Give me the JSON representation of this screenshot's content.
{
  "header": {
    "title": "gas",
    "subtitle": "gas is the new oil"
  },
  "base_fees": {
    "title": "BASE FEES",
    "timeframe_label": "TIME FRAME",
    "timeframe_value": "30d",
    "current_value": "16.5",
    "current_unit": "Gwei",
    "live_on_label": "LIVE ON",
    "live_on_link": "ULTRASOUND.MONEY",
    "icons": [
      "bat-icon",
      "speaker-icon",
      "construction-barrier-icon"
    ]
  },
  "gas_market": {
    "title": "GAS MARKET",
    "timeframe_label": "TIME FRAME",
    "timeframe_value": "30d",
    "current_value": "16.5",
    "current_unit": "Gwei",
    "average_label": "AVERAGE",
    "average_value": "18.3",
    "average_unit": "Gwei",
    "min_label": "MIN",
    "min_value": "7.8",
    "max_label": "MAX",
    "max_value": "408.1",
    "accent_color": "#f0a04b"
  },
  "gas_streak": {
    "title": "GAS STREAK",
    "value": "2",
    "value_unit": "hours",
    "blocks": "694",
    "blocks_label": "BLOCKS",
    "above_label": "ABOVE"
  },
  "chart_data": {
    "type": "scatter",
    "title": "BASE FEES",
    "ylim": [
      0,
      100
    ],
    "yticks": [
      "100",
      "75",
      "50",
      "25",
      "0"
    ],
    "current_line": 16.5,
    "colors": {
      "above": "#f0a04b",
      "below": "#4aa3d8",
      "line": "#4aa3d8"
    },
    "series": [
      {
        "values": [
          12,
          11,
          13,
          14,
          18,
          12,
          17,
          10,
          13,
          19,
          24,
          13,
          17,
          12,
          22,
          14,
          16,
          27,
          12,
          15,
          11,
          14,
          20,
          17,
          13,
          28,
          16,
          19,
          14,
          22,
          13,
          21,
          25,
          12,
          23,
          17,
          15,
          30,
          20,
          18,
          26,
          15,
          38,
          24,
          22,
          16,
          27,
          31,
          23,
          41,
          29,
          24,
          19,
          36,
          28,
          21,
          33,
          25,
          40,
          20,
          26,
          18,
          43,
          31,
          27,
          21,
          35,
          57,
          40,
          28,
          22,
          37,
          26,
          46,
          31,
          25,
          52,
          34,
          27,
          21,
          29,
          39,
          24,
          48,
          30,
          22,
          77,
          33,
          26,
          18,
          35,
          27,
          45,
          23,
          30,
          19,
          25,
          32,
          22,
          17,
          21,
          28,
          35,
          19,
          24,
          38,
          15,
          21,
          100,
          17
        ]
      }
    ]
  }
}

Your instructions
Transcribe the data. Leave every line exactly as it is.

Written solution
Give me the JSON representation of this screenshot's content.
{
  "header": {
    "title": "gas",
    "subtitle": "gas is the new oil"
  },
  "base_fees": {
    "title": "BASE FEES",
    "timeframe_label": "TIME FRAME",
    "timeframe_value": "30d",
    "current_value": "16.5",
    "current_unit": "Gwei",
    "live_on_label": "LIVE ON",
    "live_on_link": "ULTRASOUND.MONEY",
    "icons": [
      "bat-icon",
      "speaker-icon",
      "construction-barrier-icon"
    ]
  },
  "gas_market": {
    "title": "GAS MARKET",
    "timeframe_label": "TIME FRAME",
    "timeframe_value": "30d",
    "current_value": "16.5",
    "current_unit": "Gwei",
    "average_label": "AVERAGE",
    "average_value": "18.3",
    "average_unit": "Gwei",
    "min_label": "MIN",
    "min_value": "7.8",
    "max_label": "MAX",
    "max_value": "408.1",
    "accent_color": "#f0a04b"
  },
  "gas_streak": {
    "title": "GAS STREAK",
    "value": "2",
    "value_unit": "hours",
    "blocks": "694",
    "blocks_label": "BLOCKS",
    "above_label": "ABOVE"
  },
  "chart_data": {
    "type": "scatter",
    "title": "BASE FEES",
    "ylim": [
      0,
      100
    ],
    "yticks": [
      "100",
      "75",
      "50",
      "25",
      "0"
    ],
    "current_line": 16.5,
    "colors": {
      "above": "#f0a04b",
      "below": "#4aa3d8",
      "line": "#4aa3d8"
    },
    "series": [
      {
        "values": [
          12,
          11,
          13,
          14,
          18,
          12,
          17,
          10,
          13,
          19,
          24,
          13,
          17,
          12,
          22,
          14,
          16,
          27,
          12,
          15,
          11,
          14,
          20,
          17,
          13,
          28,
          16,
          19,
          14,
          22,
          13,
          21,
          25,
          12,
          23,
          17,
          15,
          30,
          20,
          18,
          26,
          15,
          38,
          24,
          22,
          16,
          27,
          31,
          23,
          41,
          29,
          24,
          19,
          36,
          28,
          21,
          33,
          25,
          40,
          20,
          26,
          18,
          43,
          31,
          27,
          21,
          35,
          57,
          40,
          28,
          22,
          37,
          26,
          46,
          31,
          25,
          52,
          34,
          27,
          21,
          29,
          39,
          24,
          48,
          30,
          22,
          77,
          33,
          26,
          18,
          35,
          27,
          45,
          23,
          30,
          19,
          25,
          32,
          22,
          17,
          21,
          28,
          35,
          19,
          24,
          38,
          15,
          21,
          100,
          17
        ]
      }
    ]
  }
}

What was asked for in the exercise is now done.